#### PROBLEM DESCRIPTION:
Only the number is wanted: how many lines hold the word "this"?

Data entries for graphics
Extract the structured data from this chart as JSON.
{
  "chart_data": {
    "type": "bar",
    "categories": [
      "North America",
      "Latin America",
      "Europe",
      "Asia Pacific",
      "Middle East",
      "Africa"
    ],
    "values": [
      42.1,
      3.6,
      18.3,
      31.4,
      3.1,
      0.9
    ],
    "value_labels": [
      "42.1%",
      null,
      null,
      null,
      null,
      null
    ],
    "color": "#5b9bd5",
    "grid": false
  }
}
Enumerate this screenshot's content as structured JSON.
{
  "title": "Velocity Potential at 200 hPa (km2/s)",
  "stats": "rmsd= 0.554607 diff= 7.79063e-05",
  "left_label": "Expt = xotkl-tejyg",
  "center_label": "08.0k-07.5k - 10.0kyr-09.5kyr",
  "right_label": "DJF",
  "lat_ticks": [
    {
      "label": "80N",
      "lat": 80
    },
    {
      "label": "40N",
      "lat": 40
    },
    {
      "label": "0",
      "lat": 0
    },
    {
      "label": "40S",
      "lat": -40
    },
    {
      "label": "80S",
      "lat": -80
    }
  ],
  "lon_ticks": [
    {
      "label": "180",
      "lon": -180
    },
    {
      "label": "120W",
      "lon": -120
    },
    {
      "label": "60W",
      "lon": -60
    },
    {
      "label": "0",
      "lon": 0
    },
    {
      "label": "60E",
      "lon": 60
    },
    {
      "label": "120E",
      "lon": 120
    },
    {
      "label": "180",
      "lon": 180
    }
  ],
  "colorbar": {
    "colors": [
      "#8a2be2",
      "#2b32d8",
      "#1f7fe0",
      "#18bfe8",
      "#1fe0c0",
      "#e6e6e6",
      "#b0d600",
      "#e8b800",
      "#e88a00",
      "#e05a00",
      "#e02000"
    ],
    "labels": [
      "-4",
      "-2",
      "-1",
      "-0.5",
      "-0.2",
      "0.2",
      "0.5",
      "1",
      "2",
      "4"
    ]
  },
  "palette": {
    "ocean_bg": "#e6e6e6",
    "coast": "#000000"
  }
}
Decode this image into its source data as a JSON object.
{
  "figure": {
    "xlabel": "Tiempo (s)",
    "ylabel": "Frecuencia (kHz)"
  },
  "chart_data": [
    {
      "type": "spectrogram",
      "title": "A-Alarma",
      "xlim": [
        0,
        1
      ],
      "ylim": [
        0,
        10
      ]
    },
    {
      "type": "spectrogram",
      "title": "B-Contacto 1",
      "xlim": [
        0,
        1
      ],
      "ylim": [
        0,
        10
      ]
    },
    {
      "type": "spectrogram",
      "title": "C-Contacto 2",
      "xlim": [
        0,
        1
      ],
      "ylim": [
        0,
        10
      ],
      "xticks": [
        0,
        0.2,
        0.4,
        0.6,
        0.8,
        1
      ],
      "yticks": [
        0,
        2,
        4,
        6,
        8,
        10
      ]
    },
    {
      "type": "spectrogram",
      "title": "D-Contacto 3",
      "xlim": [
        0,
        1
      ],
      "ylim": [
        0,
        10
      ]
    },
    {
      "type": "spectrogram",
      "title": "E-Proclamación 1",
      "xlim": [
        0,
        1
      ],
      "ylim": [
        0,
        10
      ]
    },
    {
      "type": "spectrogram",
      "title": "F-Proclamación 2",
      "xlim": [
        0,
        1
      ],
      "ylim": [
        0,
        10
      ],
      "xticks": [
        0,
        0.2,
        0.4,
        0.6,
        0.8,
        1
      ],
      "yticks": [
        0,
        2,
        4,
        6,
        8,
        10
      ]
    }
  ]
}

#### SOLUTION TO THE PROBLEM:
3